_Work to do_.
Can all of these lines be returned exactly?

[start of Extracted information]

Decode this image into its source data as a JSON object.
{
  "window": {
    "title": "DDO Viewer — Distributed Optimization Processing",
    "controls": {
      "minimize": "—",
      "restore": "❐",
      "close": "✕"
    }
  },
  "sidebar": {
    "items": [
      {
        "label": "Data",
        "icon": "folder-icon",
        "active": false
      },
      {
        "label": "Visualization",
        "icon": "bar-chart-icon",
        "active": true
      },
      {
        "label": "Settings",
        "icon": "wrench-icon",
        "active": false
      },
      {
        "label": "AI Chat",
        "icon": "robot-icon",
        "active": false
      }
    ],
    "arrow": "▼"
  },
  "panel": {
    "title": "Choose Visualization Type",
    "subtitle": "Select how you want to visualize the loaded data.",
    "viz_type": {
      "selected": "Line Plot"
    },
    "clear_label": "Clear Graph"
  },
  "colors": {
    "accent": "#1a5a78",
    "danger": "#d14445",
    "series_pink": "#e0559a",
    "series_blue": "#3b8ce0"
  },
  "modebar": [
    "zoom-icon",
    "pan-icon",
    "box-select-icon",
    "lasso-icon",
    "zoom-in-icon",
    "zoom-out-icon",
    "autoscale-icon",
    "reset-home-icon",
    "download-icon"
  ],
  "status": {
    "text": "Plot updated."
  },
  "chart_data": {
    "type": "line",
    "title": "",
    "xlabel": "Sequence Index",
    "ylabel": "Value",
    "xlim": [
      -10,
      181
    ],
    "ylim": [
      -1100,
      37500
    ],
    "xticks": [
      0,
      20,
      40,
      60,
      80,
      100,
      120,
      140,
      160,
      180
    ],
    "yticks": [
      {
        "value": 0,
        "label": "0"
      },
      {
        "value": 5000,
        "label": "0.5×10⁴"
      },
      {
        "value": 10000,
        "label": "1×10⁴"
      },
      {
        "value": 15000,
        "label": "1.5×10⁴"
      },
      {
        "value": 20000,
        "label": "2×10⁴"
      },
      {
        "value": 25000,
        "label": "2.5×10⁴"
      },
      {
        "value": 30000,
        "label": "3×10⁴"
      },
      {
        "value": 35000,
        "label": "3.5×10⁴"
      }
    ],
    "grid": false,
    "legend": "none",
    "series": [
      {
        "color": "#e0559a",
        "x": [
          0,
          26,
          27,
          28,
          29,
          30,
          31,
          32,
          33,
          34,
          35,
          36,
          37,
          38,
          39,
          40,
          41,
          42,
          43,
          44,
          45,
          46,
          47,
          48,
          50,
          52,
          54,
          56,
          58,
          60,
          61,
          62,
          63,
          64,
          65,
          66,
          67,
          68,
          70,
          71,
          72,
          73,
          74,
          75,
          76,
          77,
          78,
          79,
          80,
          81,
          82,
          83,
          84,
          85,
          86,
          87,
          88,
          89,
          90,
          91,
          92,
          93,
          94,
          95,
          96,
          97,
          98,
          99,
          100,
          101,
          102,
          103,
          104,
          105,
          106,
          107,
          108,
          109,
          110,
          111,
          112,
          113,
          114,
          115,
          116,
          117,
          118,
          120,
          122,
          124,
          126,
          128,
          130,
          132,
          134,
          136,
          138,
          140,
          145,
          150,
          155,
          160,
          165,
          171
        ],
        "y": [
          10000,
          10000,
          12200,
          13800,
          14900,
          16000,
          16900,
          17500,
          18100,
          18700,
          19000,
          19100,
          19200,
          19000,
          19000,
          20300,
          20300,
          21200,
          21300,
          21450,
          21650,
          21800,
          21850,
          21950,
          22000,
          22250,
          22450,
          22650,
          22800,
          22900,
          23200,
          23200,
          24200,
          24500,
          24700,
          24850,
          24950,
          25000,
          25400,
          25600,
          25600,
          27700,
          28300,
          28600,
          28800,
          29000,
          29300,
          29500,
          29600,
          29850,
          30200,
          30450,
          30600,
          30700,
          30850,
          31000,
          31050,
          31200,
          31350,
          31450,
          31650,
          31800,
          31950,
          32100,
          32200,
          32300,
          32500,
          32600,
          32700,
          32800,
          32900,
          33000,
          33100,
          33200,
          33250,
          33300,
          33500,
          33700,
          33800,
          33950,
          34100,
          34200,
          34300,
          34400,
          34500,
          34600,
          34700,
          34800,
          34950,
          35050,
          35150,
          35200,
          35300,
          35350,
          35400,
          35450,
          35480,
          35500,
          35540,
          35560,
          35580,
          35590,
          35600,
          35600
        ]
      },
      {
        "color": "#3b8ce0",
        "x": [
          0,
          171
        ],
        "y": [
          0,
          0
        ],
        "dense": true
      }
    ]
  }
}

[end of Extracted information]

_Result for this exercise_.
Decode this image into its source data as a JSON object.
{
  "window": {
    "title": "DDO Viewer — Distributed Optimization Processing",
    "controls": {
      "minimize": "—",
      "restore": "❐",
      "close": "✕"
    }
  },
  "sidebar": {
    "items": [
      {
        "label": "Data",
        "icon": "folder-icon",
        "active": false
      },
      {
        "label": "Visualization",
        "icon": "bar-chart-icon",
        "active": true
      },
      {
        "label": "Settings",
        "icon": "wrench-icon",
        "active": false
      },
      {
        "label": "AI Chat",
        "icon": "robot-icon",
        "active": false
      }
    ],
    "arrow": "▼"
  },
  "panel": {
    "title": "Choose Visualization Type",
    "subtitle": "Select how you want to visualize the loaded data.",
    "viz_type": {
      "selected": "Line Plot"
    },
    "clear_label": "Clear Graph"
  },
  "colors": {
    "accent": "#1a5a78",
    "danger": "#d14445",
    "series_pink": "#e0559a",
    "series_blue": "#3b8ce0"
  },
  "modebar": [
    "zoom-icon",
    "pan-icon",
    "box-select-icon",
    "lasso-icon",
    "zoom-in-icon",
    "zoom-out-icon",
    "autoscale-icon",
    "reset-home-icon",
    "download-icon"
  ],
  "status": {
    "text": "Plot updated."
  },
  "chart_data": {
    "type": "line",
    "title": "",
    "xlabel": "Sequence Index",
    "ylabel": "Value",
    "xlim": [
      -10,
      181
    ],
    "ylim": [
      -1100,
      37500
    ],
    "xticks": [
      0,
      20,
      40,
      60,
      80,
      100,
      120,
      140,
      160,
      180
    ],
    "yticks": [
      {
        "value": 0,
        "label": "0"
      },
      {
        "value": 5000,
        "label": "0.5×10⁴"
      },
      {
        "value": 10000,
        "label": "1×10⁴"
      },
      {
        "value": 15000,
        "label": "1.5×10⁴"
      },
      {
        "value": 20000,
        "label": "2×10⁴"
      },
      {
        "value": 25000,
        "label": "2.5×10⁴"
      },
      {
        "value": 30000,
        "label": "3×10⁴"
      },
      {
        "value": 35000,
        "label": "3.5×10⁴"
      }
    ],
    "grid": false,
    "legend": "none",
    "series": [
      {
        "color": "#e0559a",
        "x": [
          0,
          26,
          27,
          28,
          29,
          30,
          31,
          32,
          33,
          34,
          35,
          36,
          37,
          38,
          39,
          40,
          41,
          42,
          43,
          44,
          45,
          46,
          47,
          48,
          50,
          52,
          54,
          56,
          58,
          60,
          61,
          62,
          63,
          64,
          65,
          66,
          67,
          68,
          70,
          71,
          72,
          73,
          74,
          75,
          76,
          77,
          78,
          79,
          80,
          81,
          82,
          83,
          84,
          85,
          86,
          87,
          88,
          89,
          90,
          91,
          92,
          93,
          94,
          95,
          96,
          97,
          98,
          99,
          100,
          101,
          102,
          103,
          104,
          105,
          106,
          107,
          108,
          109,
          110,
          111,
          112,
          113,
          114,
          115,
          116,
          117,
          118,
          120,
          122,
          124,
          126,
          128,
          130,
          132,
          134,
          136,
          138,
          140,
          145,
          150,
          155,
          160,
          165,
          171
        ],
        "y": [
          10000,
          10000,
          12200,
          13800,
          14900,
          16000,
          16900,
          17500,
          18100,
          18700,
          19000,
          19100,
          19200,
          19000,
          19000,
          20300,
          20300,
          21200,
          21300,
          21450,
          21650,
          21800,
          21850,
          21950,
          22000,
          22250,
          22450,
          22650,
          22800,
          22900,
          23200,
          23200,
          24200,
          24500,
          24700,
          24850,
          24950,
          25000,
          25400,
          25600,
          25600,
          27700,
          28300,
          28600,
          28800,
          29000,
          29300,
          29500,
          29600,
          29850,
          30200,
          30450,
          30600,
          30700,
          30850,
          31000,
          31050,
          31200,
          31350,
          31450,
          31650,
          31800,
          31950,
          32100,
          32200,
          32300,
          32500,
          32600,
          32700,
          32800,
          32900,
          33000,
          33100,
          33200,
          33250,
          33300,
          33500,
          33700,
          33800,
          33950,
          34100,
          34200,
          34300,
          34400,
          34500,
          34600,
          34700,
          34800,
          34950,
          35050,
          35150,
          35200,
          35300,
          35350,
          35400,
          35450,
          35480,
          35500,
          35540,
          35560,
          35580,
          35590,
          35600,
          35600
        ]
      },
      {
        "color": "#3b8ce0",
        "x": [
          0,
          171
        ],
        "y": [
          0,
          0
        ],
        "dense": true
      }
    ]
  }
}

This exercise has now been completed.